- [Directions]
Rewrite the lines of the listing below as a numbered list, and leave out any blank lines.
— Begin The input —
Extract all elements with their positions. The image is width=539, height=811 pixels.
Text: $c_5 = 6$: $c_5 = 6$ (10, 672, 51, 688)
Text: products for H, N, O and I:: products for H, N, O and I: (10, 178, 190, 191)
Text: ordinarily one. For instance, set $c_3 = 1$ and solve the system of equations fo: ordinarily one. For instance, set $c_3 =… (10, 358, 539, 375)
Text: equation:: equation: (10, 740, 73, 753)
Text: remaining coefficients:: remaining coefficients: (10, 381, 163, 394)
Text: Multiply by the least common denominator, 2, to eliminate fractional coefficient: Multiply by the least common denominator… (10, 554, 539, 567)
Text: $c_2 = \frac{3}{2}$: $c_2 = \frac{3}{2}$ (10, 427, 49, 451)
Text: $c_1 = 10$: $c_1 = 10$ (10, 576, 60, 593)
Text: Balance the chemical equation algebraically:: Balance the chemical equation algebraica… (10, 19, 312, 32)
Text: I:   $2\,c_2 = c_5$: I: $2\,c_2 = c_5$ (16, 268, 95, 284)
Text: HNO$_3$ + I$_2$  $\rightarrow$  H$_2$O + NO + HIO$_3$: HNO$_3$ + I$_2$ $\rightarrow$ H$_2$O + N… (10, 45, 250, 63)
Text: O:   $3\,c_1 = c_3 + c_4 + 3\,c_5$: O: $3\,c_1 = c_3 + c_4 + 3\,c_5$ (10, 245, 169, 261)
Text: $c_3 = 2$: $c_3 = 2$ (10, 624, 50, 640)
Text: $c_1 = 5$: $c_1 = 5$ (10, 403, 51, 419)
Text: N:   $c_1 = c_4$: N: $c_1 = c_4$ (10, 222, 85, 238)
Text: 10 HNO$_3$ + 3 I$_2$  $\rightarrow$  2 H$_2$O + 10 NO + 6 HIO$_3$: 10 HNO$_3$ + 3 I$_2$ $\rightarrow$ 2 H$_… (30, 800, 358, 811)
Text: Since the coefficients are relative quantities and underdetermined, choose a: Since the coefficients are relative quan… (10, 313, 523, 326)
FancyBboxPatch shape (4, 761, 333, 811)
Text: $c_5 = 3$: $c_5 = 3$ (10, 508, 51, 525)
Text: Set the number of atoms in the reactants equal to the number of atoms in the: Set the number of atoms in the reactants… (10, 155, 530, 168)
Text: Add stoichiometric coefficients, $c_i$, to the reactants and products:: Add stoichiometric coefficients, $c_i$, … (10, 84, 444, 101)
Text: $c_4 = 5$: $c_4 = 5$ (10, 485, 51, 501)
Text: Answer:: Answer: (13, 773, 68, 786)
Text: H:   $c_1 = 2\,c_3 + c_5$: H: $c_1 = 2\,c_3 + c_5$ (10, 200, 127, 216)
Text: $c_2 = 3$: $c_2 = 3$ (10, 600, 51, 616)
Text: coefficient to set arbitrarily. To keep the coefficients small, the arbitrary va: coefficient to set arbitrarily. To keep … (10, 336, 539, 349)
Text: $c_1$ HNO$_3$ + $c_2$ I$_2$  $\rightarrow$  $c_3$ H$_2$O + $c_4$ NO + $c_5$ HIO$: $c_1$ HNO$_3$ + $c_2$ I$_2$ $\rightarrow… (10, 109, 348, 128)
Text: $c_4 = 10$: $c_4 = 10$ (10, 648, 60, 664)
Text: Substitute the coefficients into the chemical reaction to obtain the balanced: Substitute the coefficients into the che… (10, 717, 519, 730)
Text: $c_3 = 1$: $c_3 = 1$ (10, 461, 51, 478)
— End The input —
- [Solution to this problem]
1. Extract all elements with their positions. The image is width=539, height=811 pixels.
2. Text: $c_5 = 6$: $c_5 = 6$ (10, 672, 51, 688)
3. Text: products for H, N, O and I:: products for H, N, O and I: (10, 178, 190, 191)
4. Text: ordinarily one. For instance, set $c_3 = 1$ and solve the system of equations fo: ordinarily one. For instance, set $c_3 =… (10, 358, 539, 375)
5. Text: equation:: equation: (10, 740, 73, 753)
6. Text: remaining coefficients:: remaining coefficients: (10, 381, 163, 394)
7. Text: Multiply by the least common denominator, 2, to eliminate fractional coefficient: Multiply by the least common denominator… (10, 554, 539, 567)
8. Text: $c_2 = \frac{3}{2}$: $c_2 = \frac{3}{2}$ (10, 427, 49, 451)
9. Text: $c_1 = 10$: $c_1 = 10$ (10, 576, 60, 593)
10. Text: Balance the chemical equation algebraically:: Balance the chemical equation algebraica… (10, 19, 312, 32)
11. Text: I:   $2\,c_2 = c_5$: I: $2\,c_2 = c_5$ (16, 268, 95, 284)
12. Text: HNO$_3$ + I$_2$  $\rightarrow$  H$_2$O + NO + HIO$_3$: HNO$_3$ + I$_2$ $\rightarrow$ H$_2$O + N… (10, 45, 250, 63)
13. Text: O:   $3\,c_1 = c_3 + c_4 + 3\,c_5$: O: $3\,c_1 = c_3 + c_4 + 3\,c_5$ (10, 245, 169, 261)
14. Text: $c_3 = 2$: $c_3 = 2$ (10, 624, 50, 640)
15. Text: $c_1 = 5$: $c_1 = 5$ (10, 403, 51, 419)
16. Text: N:   $c_1 = c_4$: N: $c_1 = c_4$ (10, 222, 85, 238)
17. Text: 10 HNO$_3$ + 3 I$_2$  $\rightarrow$  2 H$_2$O + 10 NO + 6 HIO$_3$: 10 HNO$_3$ + 3 I$_2$ $\rightarrow$ 2 H$_… (30, 800, 358, 811)
18. Text: Since the coefficients are relative quantities and underdetermined, choose a: Since the coefficients are relative quan… (10, 313, 523, 326)
19. FancyBboxPatch shape (4, 761, 333, 811)
20. Text: $c_5 = 3$: $c_5 = 3$ (10, 508, 51, 525)
21. Text: Set the number of atoms in the reactants equal to the number of atoms in the: Set the number of atoms in the reactants… (10, 155, 530, 168)
22. Text: Add stoichiometric coefficients, $c_i$, to the reactants and products:: Add stoichiometric coefficients, $c_i$, … (10, 84, 444, 101)
23. Text: $c_4 = 5$: $c_4 = 5$ (10, 485, 51, 501)
24. Text: Answer:: Answer: (13, 773, 68, 786)
25. Text: H:   $c_1 = 2\,c_3 + c_5$: H: $c_1 = 2\,c_3 + c_5$ (10, 200, 127, 216)
26. Text: $c_2 = 3$: $c_2 = 3$ (10, 600, 51, 616)
27. Text: coefficient to set arbitrarily. To keep the coefficients small, the arbitrary va: coefficient to set arbitrarily. To keep … (10, 336, 539, 349)
28. Text: $c_1$ HNO$_3$ + $c_2$ I$_2$  $\rightarrow$  $c_3$ H$_2$O + $c_4$ NO + $c_5$ HIO$: $c_1$ HNO$_3$ + $c_2$ I$_2$ $\rightarrow… (10, 109, 348, 128)
29. Text: $c_4 = 10$: $c_4 = 10$ (10, 648, 60, 664)
30. Text: Substitute the coefficients into the chemical reaction to obtain the balanced: Substitute the coefficients into the che… (10, 717, 519, 730)
31. Text: $c_3 = 1$: $c_3 = 1$ (10, 461, 51, 478)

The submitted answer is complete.